Items from a dataset:
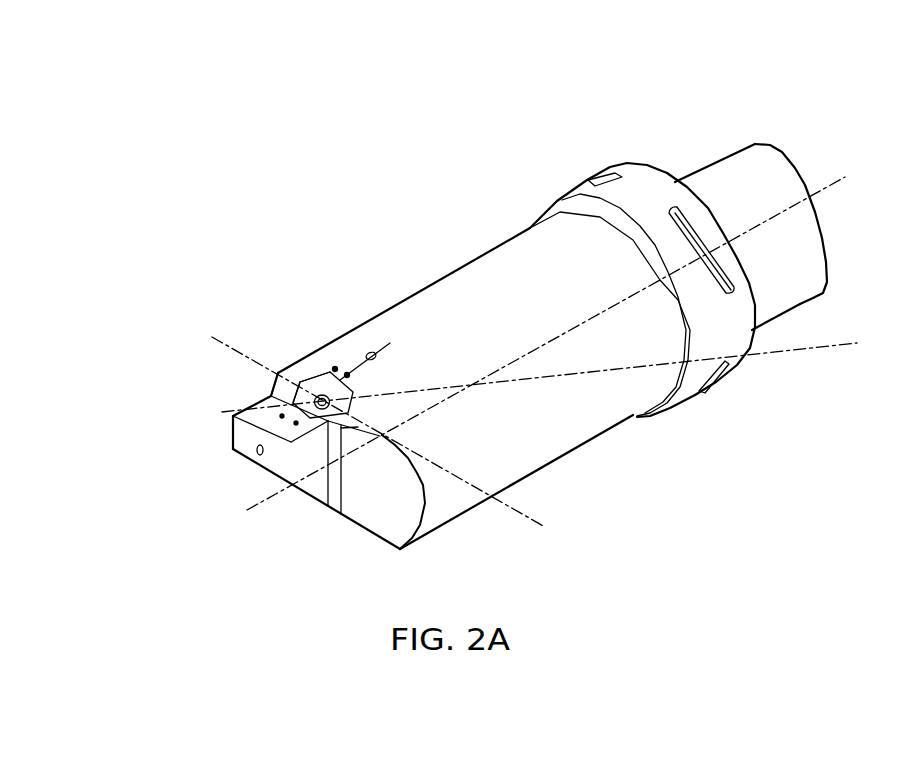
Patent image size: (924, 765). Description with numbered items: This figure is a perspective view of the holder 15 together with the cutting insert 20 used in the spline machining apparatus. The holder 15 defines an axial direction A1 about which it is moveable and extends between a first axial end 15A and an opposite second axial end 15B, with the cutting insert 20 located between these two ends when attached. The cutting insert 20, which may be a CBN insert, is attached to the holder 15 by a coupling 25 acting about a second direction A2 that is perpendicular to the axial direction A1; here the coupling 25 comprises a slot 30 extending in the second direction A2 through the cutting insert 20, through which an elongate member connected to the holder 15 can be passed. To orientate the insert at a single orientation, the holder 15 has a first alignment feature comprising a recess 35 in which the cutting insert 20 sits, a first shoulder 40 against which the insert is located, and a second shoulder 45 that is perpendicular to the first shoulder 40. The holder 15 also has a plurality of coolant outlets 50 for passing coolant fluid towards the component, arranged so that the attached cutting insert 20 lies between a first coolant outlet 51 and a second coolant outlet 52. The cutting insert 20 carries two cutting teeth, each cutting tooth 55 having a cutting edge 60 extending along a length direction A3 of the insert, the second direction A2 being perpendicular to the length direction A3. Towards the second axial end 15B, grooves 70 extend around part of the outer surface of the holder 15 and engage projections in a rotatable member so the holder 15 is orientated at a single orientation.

The holder 15 is at (731, 380).
The first axial end 15A is at (275, 462).
The second axial end 15B is at (798, 166).
The cutting insert 20 is at (270, 397).
The coupling 25 is at (334, 308).
The slot 30 is at (322, 393).
The recess 35 is at (349, 375).
The first shoulder 40 is at (272, 371).
The second shoulder 45 is at (237, 440).
The coolant outlets 50 is at (386, 453).
The first coolant outlet 51 is at (283, 419).
The second coolant outlet 52 is at (377, 355).
The cutting tooth 55 is at (310, 377).
The cutting edge 60 is at (268, 374).
The grooves 70 is at (703, 237).
The axial direction A1 is at (531, 353).
The second direction A2 is at (394, 443).
The length direction A3 is at (556, 369).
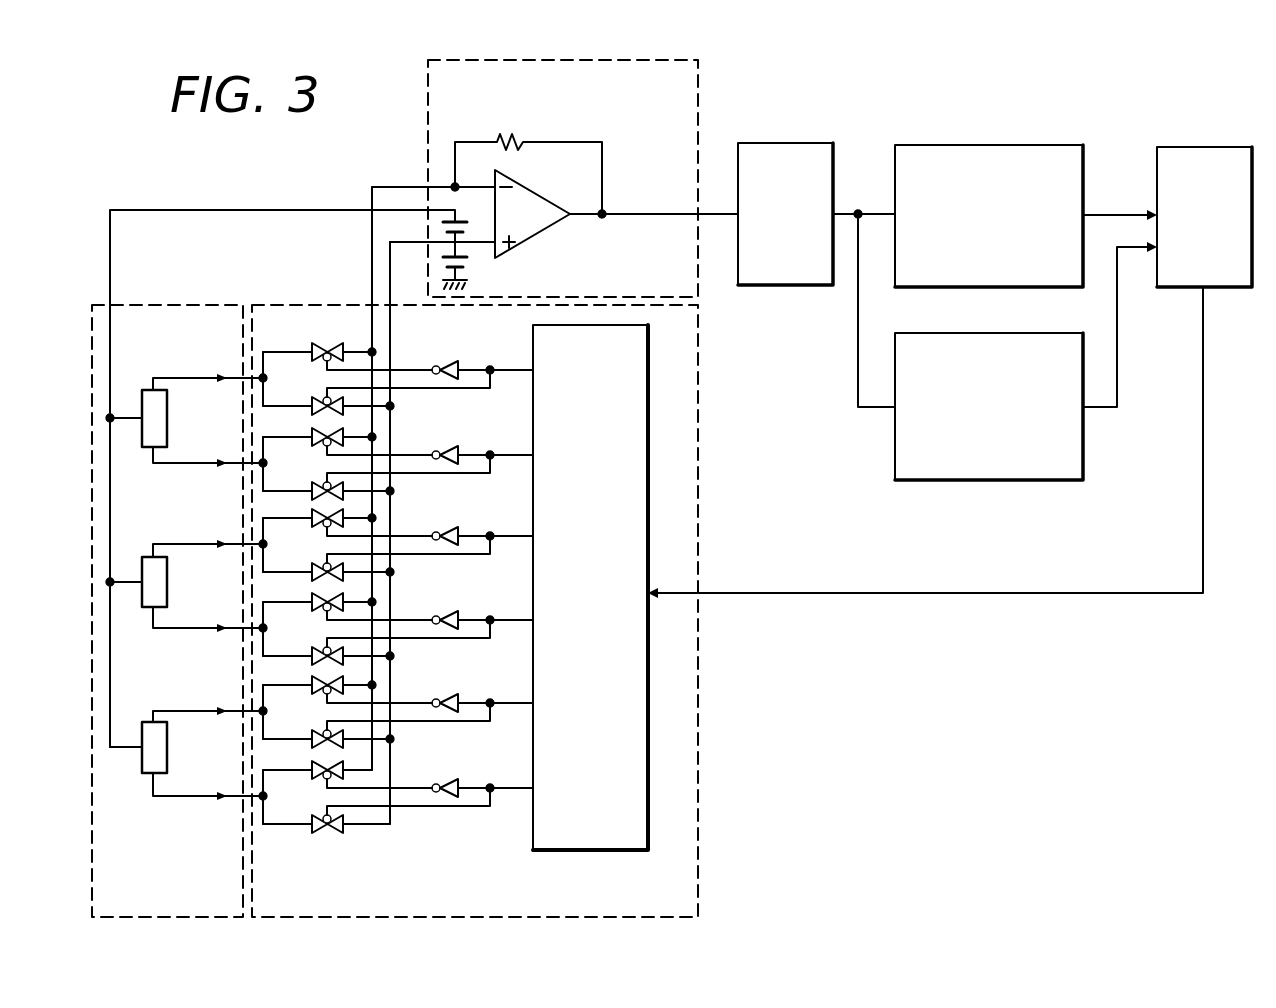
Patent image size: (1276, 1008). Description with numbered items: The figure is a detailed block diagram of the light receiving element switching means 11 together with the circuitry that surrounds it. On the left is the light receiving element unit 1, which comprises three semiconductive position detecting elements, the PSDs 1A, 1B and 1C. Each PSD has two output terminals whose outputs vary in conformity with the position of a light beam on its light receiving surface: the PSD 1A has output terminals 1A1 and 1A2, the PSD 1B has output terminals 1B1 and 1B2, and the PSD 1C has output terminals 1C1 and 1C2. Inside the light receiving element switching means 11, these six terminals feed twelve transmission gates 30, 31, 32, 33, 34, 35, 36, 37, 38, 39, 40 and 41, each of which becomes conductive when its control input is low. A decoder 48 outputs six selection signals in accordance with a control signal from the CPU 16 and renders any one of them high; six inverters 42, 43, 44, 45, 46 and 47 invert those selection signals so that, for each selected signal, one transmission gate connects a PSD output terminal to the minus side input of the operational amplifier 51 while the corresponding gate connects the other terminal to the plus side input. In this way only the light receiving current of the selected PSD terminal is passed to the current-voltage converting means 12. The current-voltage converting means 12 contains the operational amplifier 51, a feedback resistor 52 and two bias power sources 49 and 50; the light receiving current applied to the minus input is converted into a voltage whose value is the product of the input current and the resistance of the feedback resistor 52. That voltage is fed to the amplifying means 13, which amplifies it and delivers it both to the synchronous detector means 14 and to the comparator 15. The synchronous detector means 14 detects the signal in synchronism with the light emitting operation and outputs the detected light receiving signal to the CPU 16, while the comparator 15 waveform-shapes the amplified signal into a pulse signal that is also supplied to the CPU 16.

The light receiving element unit 1 is at (170, 305).
The light receiving element switching means 11 is at (272, 305).
The current-voltage converting means 12 is at (703, 109).
The amplifying means 13 is at (815, 142).
The synchronous detector means 14 is at (1050, 144).
The comparator 15 is at (1052, 481).
The CPU 16 is at (1221, 146).
The PSD 1A is at (146, 448).
The PSD 1B is at (146, 608).
The PSD 1C is at (146, 774).
The output terminal 1A1 is at (163, 385).
The output terminal 1A2 is at (158, 455).
The output terminal 1B1 is at (163, 551).
The output terminal 1B2 is at (158, 620).
The output terminal 1C1 is at (163, 716).
The output terminal 1C2 is at (158, 788).
The transmission gate 30 is at (322, 344).
The transmission gate 31 is at (322, 398).
The transmission gate 32 is at (322, 429).
The transmission gate 33 is at (322, 483).
The transmission gate 34 is at (322, 510).
The transmission gate 35 is at (322, 564).
The transmission gate 36 is at (322, 594).
The transmission gate 37 is at (322, 648).
The transmission gate 38 is at (322, 677).
The transmission gate 39 is at (322, 731).
The transmission gate 40 is at (322, 762).
The transmission gate 41 is at (322, 816).
The inverter 42 is at (436, 365).
The inverter 43 is at (436, 450).
The inverter 44 is at (436, 531).
The inverter 45 is at (436, 615).
The inverter 46 is at (436, 698).
The inverter 47 is at (436, 783).
The decoder 48 is at (649, 410).
The bias power source 49 is at (468, 265).
The bias power source 50 is at (443, 230).
The operational amplifier 51 is at (546, 232).
The feedback resistor 52 is at (512, 148).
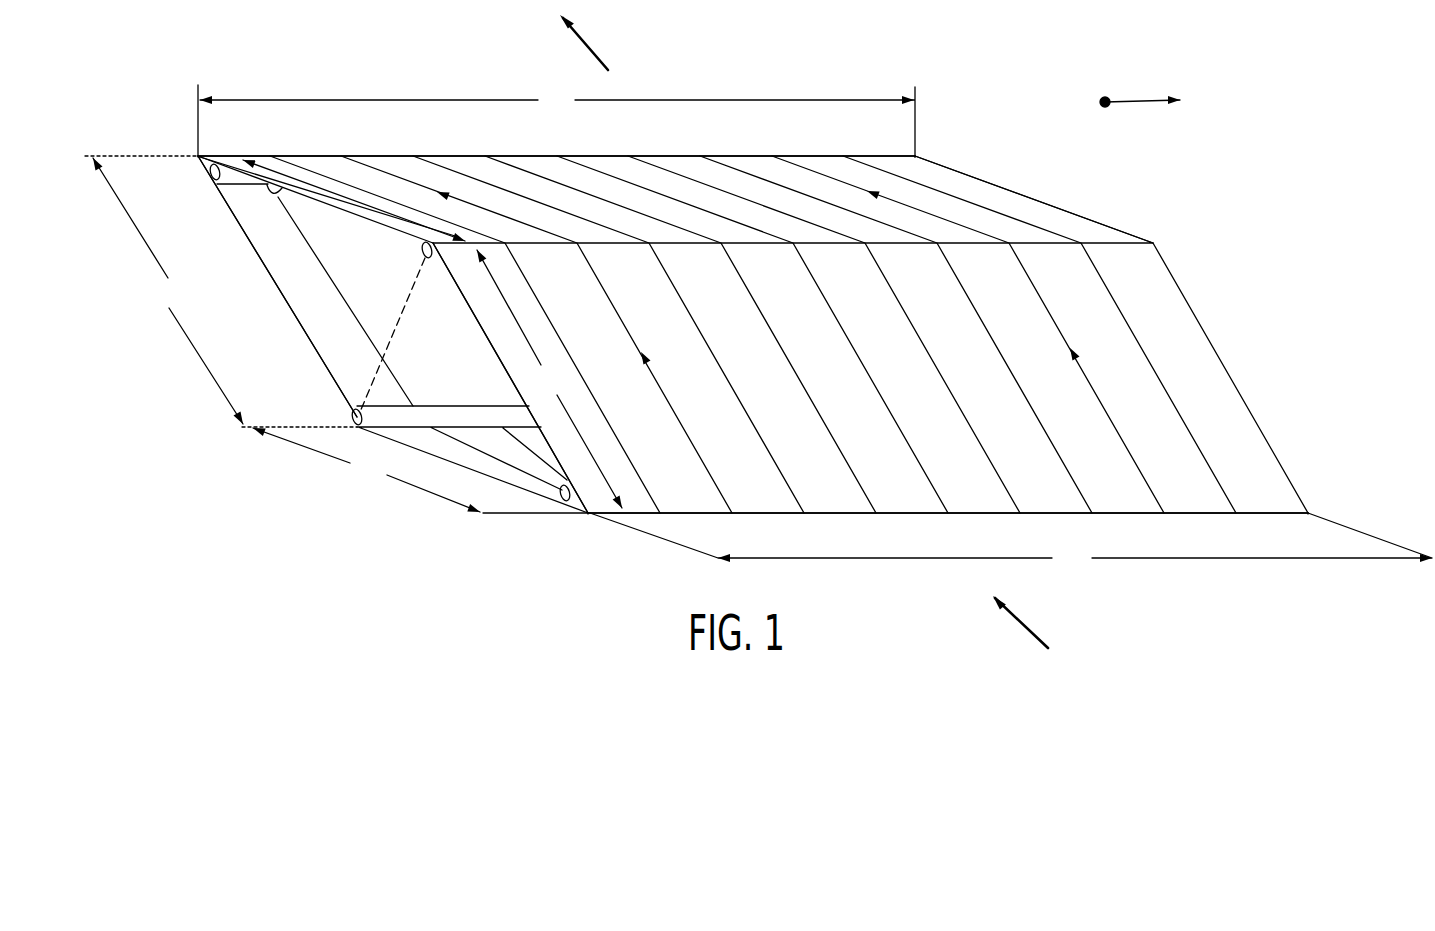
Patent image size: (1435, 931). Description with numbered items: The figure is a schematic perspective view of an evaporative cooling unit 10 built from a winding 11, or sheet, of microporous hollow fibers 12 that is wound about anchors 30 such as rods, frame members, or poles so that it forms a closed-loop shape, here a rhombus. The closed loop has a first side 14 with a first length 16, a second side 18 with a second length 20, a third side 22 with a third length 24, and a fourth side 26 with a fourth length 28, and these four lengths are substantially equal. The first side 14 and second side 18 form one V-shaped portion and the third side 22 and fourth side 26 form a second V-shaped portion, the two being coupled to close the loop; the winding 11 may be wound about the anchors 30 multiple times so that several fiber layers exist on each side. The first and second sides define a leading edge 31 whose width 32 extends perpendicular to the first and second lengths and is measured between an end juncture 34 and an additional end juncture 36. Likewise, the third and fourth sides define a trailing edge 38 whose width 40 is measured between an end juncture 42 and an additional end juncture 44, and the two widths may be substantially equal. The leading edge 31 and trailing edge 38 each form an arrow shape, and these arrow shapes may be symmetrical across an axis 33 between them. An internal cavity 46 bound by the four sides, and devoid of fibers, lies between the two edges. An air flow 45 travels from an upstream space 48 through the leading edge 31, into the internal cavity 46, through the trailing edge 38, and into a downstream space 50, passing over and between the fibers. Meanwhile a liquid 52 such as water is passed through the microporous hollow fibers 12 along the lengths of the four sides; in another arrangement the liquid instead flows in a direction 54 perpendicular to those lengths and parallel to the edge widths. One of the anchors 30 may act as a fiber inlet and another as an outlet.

The evaporative cooling unit 10 is at (988, 150).
The winding 11 is at (645, 180).
The microporous hollow fibers 12 is at (780, 467).
The first side 14 is at (476, 464).
The first length 16 is at (361, 469).
The second side 18 is at (560, 457).
The second length 20 is at (549, 379).
The third side 22 is at (262, 184).
The third length 24 is at (340, 192).
The fourth side 26 is at (252, 245).
The fourth length 28 is at (164, 290).
The anchors 30 is at (210, 177).
The leading edge 31 is at (886, 516).
The width 32 is at (1011, 544).
The axis 33 is at (400, 305).
The end juncture 34 is at (587, 516).
The additional end juncture 36 is at (1310, 513).
The trailing edge 38 is at (380, 153).
The width 40 is at (556, 121).
The end juncture 42 is at (198, 156).
The additional end juncture 44 is at (918, 155).
The air flow 45 is at (590, 48).
The internal cavity 46 is at (340, 306).
The upstream space 48 is at (932, 644).
The downstream space 50 is at (503, 39).
The liquid 52 is at (462, 200).
The direction 54 is at (1146, 96).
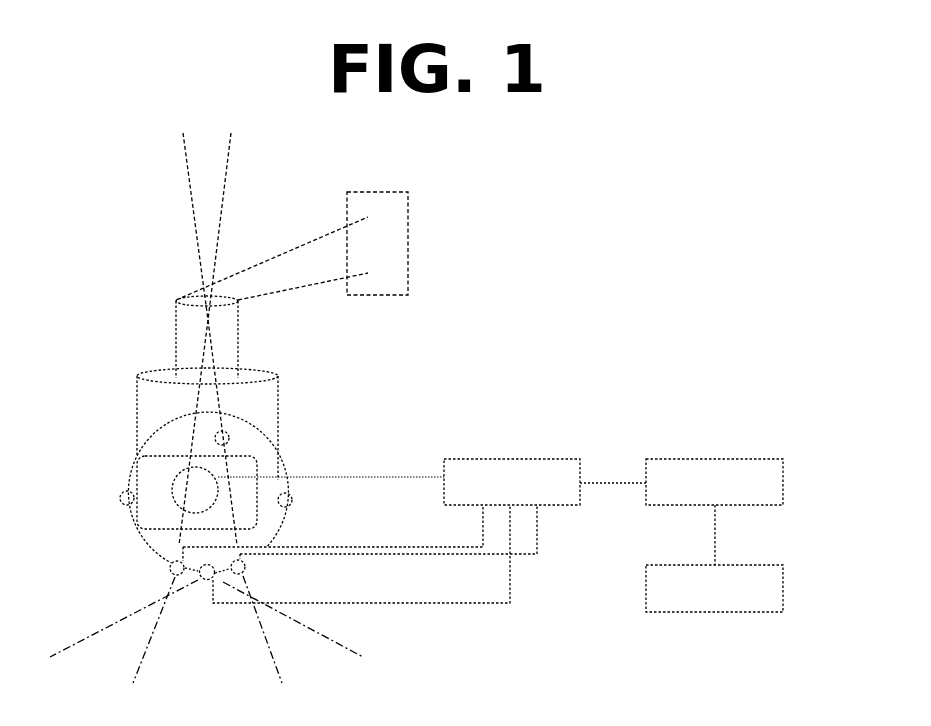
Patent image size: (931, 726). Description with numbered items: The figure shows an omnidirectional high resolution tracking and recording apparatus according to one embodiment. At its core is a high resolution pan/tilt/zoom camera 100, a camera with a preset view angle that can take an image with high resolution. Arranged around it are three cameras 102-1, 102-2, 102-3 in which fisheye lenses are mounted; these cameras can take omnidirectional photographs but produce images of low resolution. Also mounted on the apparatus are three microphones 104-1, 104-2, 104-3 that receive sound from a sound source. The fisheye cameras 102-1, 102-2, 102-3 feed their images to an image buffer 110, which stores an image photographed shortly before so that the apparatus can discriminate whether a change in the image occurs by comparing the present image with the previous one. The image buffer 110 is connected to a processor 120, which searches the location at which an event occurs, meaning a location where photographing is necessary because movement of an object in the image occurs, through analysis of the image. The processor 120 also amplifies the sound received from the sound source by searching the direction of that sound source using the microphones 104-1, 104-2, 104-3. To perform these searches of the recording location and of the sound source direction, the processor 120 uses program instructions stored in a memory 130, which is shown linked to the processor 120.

The pan/tilt/zoom camera 100 is at (173, 481).
The camera 102-1 is at (168, 563).
The camera 102-2 is at (247, 568).
The camera 102-3 is at (210, 580).
The microphone 104-1 is at (118, 498).
The microphone 104-2 is at (293, 498).
The microphone 104-3 is at (230, 432).
The image buffer 110 is at (527, 459).
The processor 120 is at (785, 480).
The memory 130 is at (785, 588).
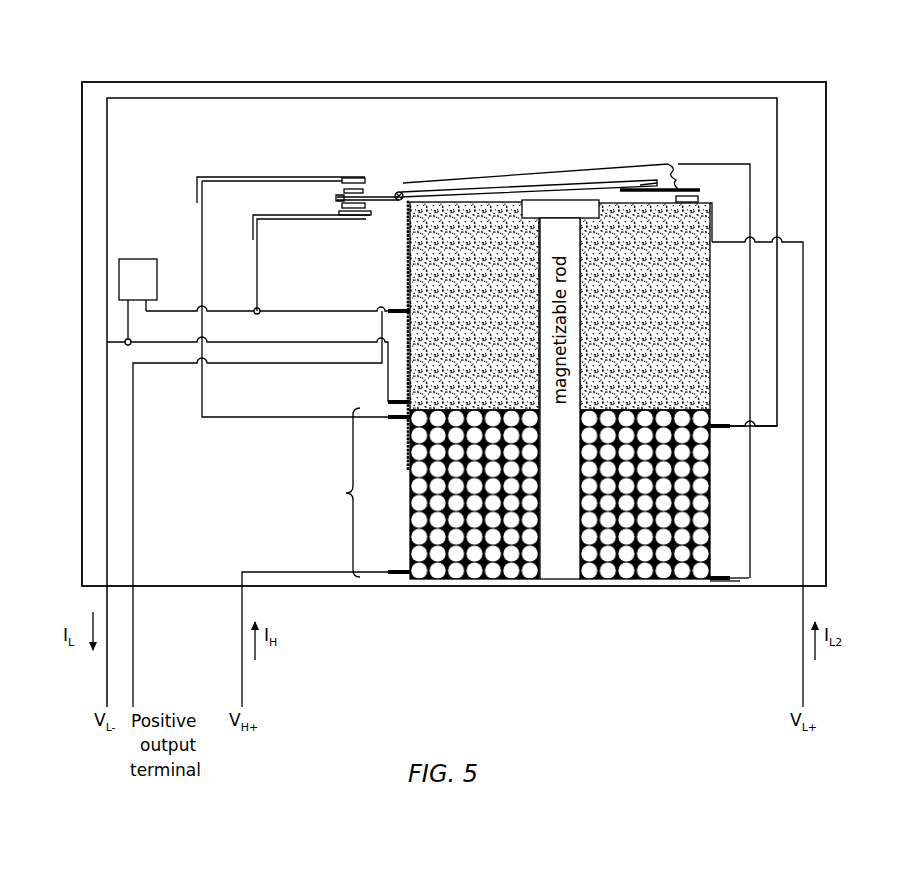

Task statement:
Transcribe the lines of the listing above verbatim, starting at the line that contains "Patent image size: (931, 726)." and ending at the line that contains "The camera 102-3 is at (210, 580).", with both of those lines included.

Exercise answer:
Patent image size: (931, 726). Description with numbered items: The figure shows an omnidirectional high resolution tracking and recording apparatus according to one embodiment. At its core is a high resolution pan/tilt/zoom camera 100, a camera with a preset view angle that can take an image with high resolution. Arranged around it are three cameras 102-1, 102-2, 102-3 in which fisheye lenses are mounted; these cameras can take omnidirectional photographs but produce images of low resolution. Also mounted on the apparatus are three microphones 104-1, 104-2, 104-3 that receive sound from a sound source. The fisheye cameras 102-1, 102-2, 102-3 feed their images to an image buffer 110, which stores an image photographed shortly before so that the apparatus can discriminate whether a change in the image occurs by comparing the present image with the previous one. The image buffer 110 is connected to a processor 120, which searches the location at which an event occurs, meaning a location where photographing is necessary because movement of an object in the image occurs, through analysis of the image. The processor 120 also amplifies the sound received from the sound source by searching the direction of that sound source using the microphones 104-1, 104-2, 104-3. To perform these searches of the recording location and of the sound source direction, the processor 120 uses program instructions stored in a memory 130, which is shown linked to the processor 120.

The pan/tilt/zoom camera 100 is at (173, 481).
The camera 102-1 is at (168, 563).
The camera 102-2 is at (247, 568).
The camera 102-3 is at (210, 580).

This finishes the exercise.